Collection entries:
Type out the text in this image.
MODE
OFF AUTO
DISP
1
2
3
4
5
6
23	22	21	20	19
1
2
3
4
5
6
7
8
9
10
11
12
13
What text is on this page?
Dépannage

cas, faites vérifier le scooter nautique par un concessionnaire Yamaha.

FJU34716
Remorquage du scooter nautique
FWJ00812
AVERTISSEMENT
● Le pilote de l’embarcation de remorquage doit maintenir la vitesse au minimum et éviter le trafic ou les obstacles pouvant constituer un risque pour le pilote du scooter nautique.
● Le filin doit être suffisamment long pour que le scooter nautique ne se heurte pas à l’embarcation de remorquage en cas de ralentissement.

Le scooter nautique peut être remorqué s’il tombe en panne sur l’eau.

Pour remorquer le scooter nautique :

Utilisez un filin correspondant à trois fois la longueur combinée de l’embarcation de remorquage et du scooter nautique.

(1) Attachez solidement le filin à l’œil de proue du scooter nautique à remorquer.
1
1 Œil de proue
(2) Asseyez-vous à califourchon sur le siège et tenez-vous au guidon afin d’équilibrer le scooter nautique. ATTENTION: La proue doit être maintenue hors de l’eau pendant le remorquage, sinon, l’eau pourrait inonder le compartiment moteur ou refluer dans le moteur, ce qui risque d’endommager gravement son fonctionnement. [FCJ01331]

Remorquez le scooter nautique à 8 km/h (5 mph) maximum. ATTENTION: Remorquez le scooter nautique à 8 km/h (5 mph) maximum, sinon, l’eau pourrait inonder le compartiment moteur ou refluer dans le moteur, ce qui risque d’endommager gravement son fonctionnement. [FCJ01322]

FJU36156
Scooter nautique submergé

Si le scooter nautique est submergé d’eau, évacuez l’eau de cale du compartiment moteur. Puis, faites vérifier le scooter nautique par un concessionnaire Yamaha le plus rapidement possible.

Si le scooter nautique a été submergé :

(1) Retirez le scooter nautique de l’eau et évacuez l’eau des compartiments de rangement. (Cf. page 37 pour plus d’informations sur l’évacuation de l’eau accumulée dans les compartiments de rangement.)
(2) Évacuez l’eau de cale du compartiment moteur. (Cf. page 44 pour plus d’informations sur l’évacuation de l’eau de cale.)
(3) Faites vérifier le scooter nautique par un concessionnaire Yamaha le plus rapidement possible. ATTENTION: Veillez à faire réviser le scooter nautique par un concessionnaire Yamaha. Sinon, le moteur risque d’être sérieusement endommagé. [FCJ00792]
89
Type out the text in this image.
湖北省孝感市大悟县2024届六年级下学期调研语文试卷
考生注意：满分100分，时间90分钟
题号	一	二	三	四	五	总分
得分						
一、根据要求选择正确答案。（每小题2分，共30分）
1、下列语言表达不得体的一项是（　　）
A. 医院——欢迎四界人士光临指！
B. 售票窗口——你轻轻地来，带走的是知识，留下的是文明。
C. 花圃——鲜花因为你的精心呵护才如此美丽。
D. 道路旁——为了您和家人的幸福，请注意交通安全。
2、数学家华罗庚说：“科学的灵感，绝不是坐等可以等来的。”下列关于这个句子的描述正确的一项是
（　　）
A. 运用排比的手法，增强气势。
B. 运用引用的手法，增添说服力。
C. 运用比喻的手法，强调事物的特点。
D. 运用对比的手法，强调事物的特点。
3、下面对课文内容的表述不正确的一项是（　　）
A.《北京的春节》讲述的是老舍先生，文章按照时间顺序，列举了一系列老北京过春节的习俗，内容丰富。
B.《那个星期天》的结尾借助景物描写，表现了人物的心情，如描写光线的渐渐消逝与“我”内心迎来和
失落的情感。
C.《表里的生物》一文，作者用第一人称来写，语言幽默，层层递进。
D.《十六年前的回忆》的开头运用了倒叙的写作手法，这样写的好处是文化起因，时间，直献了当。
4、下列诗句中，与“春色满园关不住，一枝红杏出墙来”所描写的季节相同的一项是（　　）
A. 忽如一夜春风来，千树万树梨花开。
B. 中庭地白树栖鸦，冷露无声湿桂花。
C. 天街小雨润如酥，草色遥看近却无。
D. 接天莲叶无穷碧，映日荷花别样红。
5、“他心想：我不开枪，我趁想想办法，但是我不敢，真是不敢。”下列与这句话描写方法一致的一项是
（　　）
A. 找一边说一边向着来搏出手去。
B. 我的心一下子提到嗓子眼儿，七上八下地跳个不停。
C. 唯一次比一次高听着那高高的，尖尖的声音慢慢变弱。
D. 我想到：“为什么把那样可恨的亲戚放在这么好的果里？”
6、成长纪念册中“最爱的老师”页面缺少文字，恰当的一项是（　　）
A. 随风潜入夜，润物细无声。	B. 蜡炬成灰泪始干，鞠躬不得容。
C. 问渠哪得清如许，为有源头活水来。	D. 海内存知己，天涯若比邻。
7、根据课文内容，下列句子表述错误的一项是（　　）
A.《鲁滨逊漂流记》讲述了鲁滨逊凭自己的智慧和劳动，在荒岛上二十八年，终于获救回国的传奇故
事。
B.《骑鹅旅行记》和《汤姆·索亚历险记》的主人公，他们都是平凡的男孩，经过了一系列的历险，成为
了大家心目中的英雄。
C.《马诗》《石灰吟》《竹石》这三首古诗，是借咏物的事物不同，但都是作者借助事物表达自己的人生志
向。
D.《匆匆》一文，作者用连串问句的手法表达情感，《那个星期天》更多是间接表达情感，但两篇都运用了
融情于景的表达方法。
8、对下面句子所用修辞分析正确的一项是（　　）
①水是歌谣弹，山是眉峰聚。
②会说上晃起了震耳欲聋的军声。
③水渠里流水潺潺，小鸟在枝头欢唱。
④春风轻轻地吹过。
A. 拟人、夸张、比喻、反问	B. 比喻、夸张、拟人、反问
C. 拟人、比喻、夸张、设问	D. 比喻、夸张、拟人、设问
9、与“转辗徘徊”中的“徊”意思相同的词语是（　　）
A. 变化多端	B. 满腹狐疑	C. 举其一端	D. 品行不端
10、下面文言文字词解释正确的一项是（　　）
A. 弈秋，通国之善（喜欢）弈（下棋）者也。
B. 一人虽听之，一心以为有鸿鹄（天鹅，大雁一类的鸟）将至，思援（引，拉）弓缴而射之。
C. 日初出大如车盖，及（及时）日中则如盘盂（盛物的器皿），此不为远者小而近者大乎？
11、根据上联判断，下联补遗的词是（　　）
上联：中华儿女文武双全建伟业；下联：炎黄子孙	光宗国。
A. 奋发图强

# Task requirements
Return every entry exactly as given.

# Response below
Type out the text in this image.
MODE
OFF AUTO
DISP
1
2
3
4
5
6
23	22	21	20	19
1
2
3
4
5
6
7
8
9
10
11
12
13
What text is on this page?
Dépannage

cas, faites vérifier le scooter nautique par un concessionnaire Yamaha.

FJU34716
Remorquage du scooter nautique
FWJ00812
AVERTISSEMENT
● Le pilote de l’embarcation de remorquage doit maintenir la vitesse au minimum et éviter le trafic ou les obstacles pouvant constituer un risque pour le pilote du scooter nautique.
● Le filin doit être suffisamment long pour que le scooter nautique ne se heurte pas à l’embarcation de remorquage en cas de ralentissement.

Le scooter nautique peut être remorqué s’il tombe en panne sur l’eau.

Pour remorquer le scooter nautique :

Utilisez un filin correspondant à trois fois la longueur combinée de l’embarcation de remorquage et du scooter nautique.

(1) Attachez solidement le filin à l’œil de proue du scooter nautique à remorquer.
1
1 Œil de proue
(2) Asseyez-vous à califourchon sur le siège et tenez-vous au guidon afin d’équilibrer le scooter nautique. ATTENTION: La proue doit être maintenue hors de l’eau pendant le remorquage, sinon, l’eau pourrait inonder le compartiment moteur ou refluer dans le moteur, ce qui risque d’endommager gravement son fonctionnement. [FCJ01331]

Remorquez le scooter nautique à 8 km/h (5 mph) maximum. ATTENTION: Remorquez le scooter nautique à 8 km/h (5 mph) maximum, sinon, l’eau pourrait inonder le compartiment moteur ou refluer dans le moteur, ce qui risque d’endommager gravement son fonctionnement. [FCJ01322]

FJU36156
Scooter nautique submergé

Si le scooter nautique est submergé d’eau, évacuez l’eau de cale du compartiment moteur. Puis, faites vérifier le scooter nautique par un concessionnaire Yamaha le plus rapidement possible.

Si le scooter nautique a été submergé :

(1) Retirez le scooter nautique de l’eau et évacuez l’eau des compartiments de rangement. (Cf. page 37 pour plus d’informations sur l’évacuation de l’eau accumulée dans les compartiments de rangement.)
(2) Évacuez l’eau de cale du compartiment moteur. (Cf. page 44 pour plus d’informations sur l’évacuation de l’eau de cale.)
(3) Faites vérifier le scooter nautique par un concessionnaire Yamaha le plus rapidement possible. ATTENTION: Veillez à faire réviser le scooter nautique par un concessionnaire Yamaha. Sinon, le moteur risque d’être sérieusement endommagé. [FCJ00792]
89
Type out the text in this image.
湖北省孝感市大悟县2024届六年级下学期调研语文试卷
考生注意：满分100分，时间90分钟
题号	一	二	三	四	五	总分
得分						
一、根据要求选择正确答案。（每小题2分，共30分）
1、下列语言表达不得体的一项是（　　）
A. 医院——欢迎四界人士光临指！
B. 售票窗口——你轻轻地来，带走的是知识，留下的是文明。
C. 花圃——鲜花因为你的精心呵护才如此美丽。
D. 道路旁——为了您和家人的幸福，请注意交通安全。
2、数学家华罗庚说：“科学的灵感，绝不是坐等可以等来的。”下列关于这个句子的描述正确的一项是
（　　）
A. 运用排比的手法，增强气势。
B. 运用引用的手法，增添说服力。
C. 运用比喻的手法，强调事物的特点。
D. 运用对比的手法，强调事物的特点。
3、下面对课文内容的表述不正确的一项是（　　）
A.《北京的春节》讲述的是老舍先生，文章按照时间顺序，列举了一系列老北京过春节的习俗，内容丰富。
B.《那个星期天》的结尾借助景物描写，表现了人物的心情，如描写光线的渐渐消逝与“我”内心迎来和
失落的情感。
C.《表里的生物》一文，作者用第一人称来写，语言幽默，层层递进。
D.《十六年前的回忆》的开头运用了倒叙的写作手法，这样写的好处是文化起因，时间，直献了当。
4、下列诗句中，与“春色满园关不住，一枝红杏出墙来”所描写的季节相同的一项是（　　）
A. 忽如一夜春风来，千树万树梨花开。
B. 中庭地白树栖鸦，冷露无声湿桂花。
C. 天街小雨润如酥，草色遥看近却无。
D. 接天莲叶无穷碧，映日荷花别样红。
5、“他心想：我不开枪，我趁想想办法，但是我不敢，真是不敢。”下列与这句话描写方法一致的一项是
（　　）
A. 找一边说一边向着来搏出手去。
B. 我的心一下子提到嗓子眼儿，七上八下地跳个不停。
C. 唯一次比一次高听着那高高的，尖尖的声音慢慢变弱。
D. 我想到：“为什么把那样可恨的亲戚放在这么好的果里？”
6、成长纪念册中“最爱的老师”页面缺少文字，恰当的一项是（　　）
A. 随风潜入夜，润物细无声。	B. 蜡炬成灰泪始干，鞠躬不得容。
C. 问渠哪得清如许，为有源头活水来。	D. 海内存知己，天涯若比邻。
7、根据课文内容，下列句子表述错误的一项是（　　）
A.《鲁滨逊漂流记》讲述了鲁滨逊凭自己的智慧和劳动，在荒岛上二十八年，终于获救回国的传奇故
事。
B.《骑鹅旅行记》和《汤姆·索亚历险记》的主人公，他们都是平凡的男孩，经过了一系列的历险，成为
了大家心目中的英雄。
C.《马诗》《石灰吟》《竹石》这三首古诗，是借咏物的事物不同，但都是作者借助事物表达自己的人生志
向。
D.《匆匆》一文，作者用连串问句的手法表达情感，《那个星期天》更多是间接表达情感，但两篇都运用了
融情于景的表达方法。
8、对下面句子所用修辞分析正确的一项是（　　）
①水是歌谣弹，山是眉峰聚。
②会说上晃起了震耳欲聋的军声。
③水渠里流水潺潺，小鸟在枝头欢唱。
④春风轻轻地吹过。
A. 拟人、夸张、比喻、反问	B. 比喻、夸张、拟人、反问
C. 拟人、比喻、夸张、设问	D. 比喻、夸张、拟人、设问
9、与“转辗徘徊”中的“徊”意思相同的词语是（　　）
A. 变化多端	B. 满腹狐疑	C. 举其一端	D. 品行不端
10、下面文言文字词解释正确的一项是（　　）
A. 弈秋，通国之善（喜欢）弈（下棋）者也。
B. 一人虽听之，一心以为有鸿鹄（天鹅，大雁一类的鸟）将至，思援（引，拉）弓缴而射之。
C. 日初出大如车盖，及（及时）日中则如盘盂（盛物的器皿），此不为远者小而近者大乎？
11、根据上联判断，下联补遗的词是（　　）
上联：中华儿女文武双全建伟业；下联：炎黄子孙	光宗国。
A. 奋发图强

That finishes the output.